--- begin ---

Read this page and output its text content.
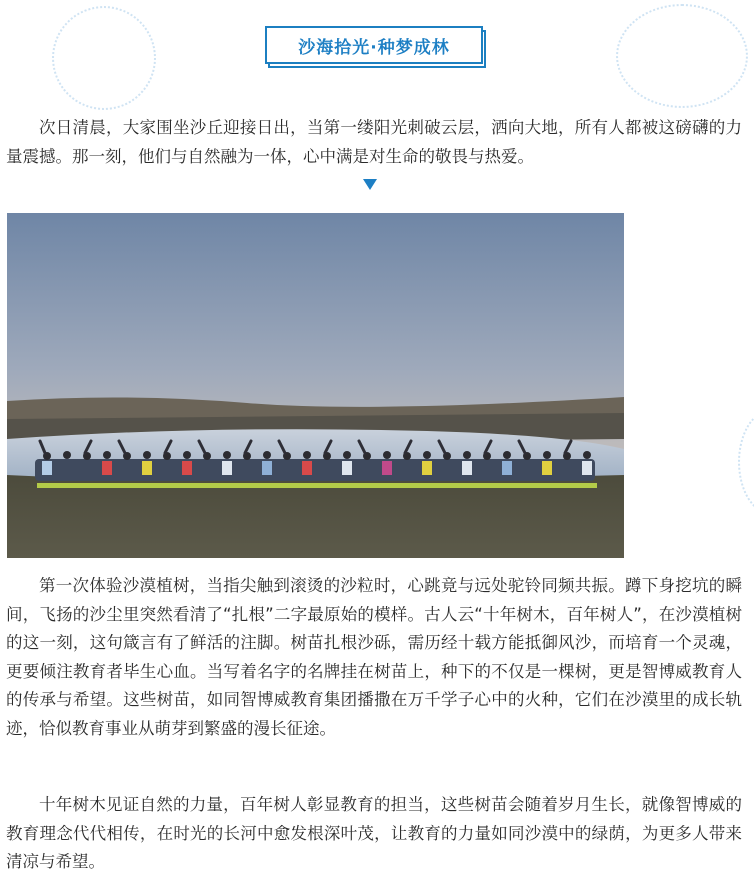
沙海拾光·种梦成林

次日清晨，大家围坐沙丘迎接日出，当第一缕阳光刺破云层，洒向大地，所有人都被这磅礴的力量震撼。那一刻，他们与自然融为一体，心中满是对生命的敬畏与热爱。

第一次体验沙漠植树，当指尖触到滚烫的沙粒时，心跳竟与远处驼铃同频共振。蹲下身挖坑的瞬间，飞扬的沙尘里突然看清了“扎根”二字最原始的模样。古人云“十年树木，百年树人”，在沙漠植树的这一刻，这句箴言有了鲜活的注脚。树苗扎根沙砾，需历经十载方能抵御风沙，而培育一个灵魂，更要倾注教育者毕生心血。当写着名字的名牌挂在树苗上，种下的不仅是一棵树，更是智博威教育人的传承与希望。这些树苗，如同智博威教育集团播撒在万千学子心中的火种，它们在沙漠里的成长轨迹，恰似教育事业从萌芽到繁盛的漫长征途。

十年树木见证自然的力量，百年树人彰显教育的担当，这些树苗会随着岁月生长，就像智博威的教育理念代代相传，在时光的长河中愈发根深叶茂，让教育的力量如同沙漠中的绿荫，为更多人带来清凉与希望。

--- end ---

### What the task asks
Can you repeat every record above exactly, apart from the pictures?

### The response
Read this page and output its text content.
沙海拾光·种梦成林

次日清晨，大家围坐沙丘迎接日出，当第一缕阳光刺破云层，洒向大地，所有人都被这磅礴的力量震撼。那一刻，他们与自然融为一体，心中满是对生命的敬畏与热爱。

第一次体验沙漠植树，当指尖触到滚烫的沙粒时，心跳竟与远处驼铃同频共振。蹲下身挖坑的瞬间，飞扬的沙尘里突然看清了“扎根”二字最原始的模样。古人云“十年树木，百年树人”，在沙漠植树的这一刻，这句箴言有了鲜活的注脚。树苗扎根沙砾，需历经十载方能抵御风沙，而培育一个灵魂，更要倾注教育者毕生心血。当写着名字的名牌挂在树苗上，种下的不仅是一棵树，更是智博威教育人的传承与希望。这些树苗，如同智博威教育集团播撒在万千学子心中的火种，它们在沙漠里的成长轨迹，恰似教育事业从萌芽到繁盛的漫长征途。

十年树木见证自然的力量，百年树人彰显教育的担当，这些树苗会随着岁月生长，就像智博威的教育理念代代相传，在时光的长河中愈发根深叶茂，让教育的力量如同沙漠中的绿荫，为更多人带来清凉与希望。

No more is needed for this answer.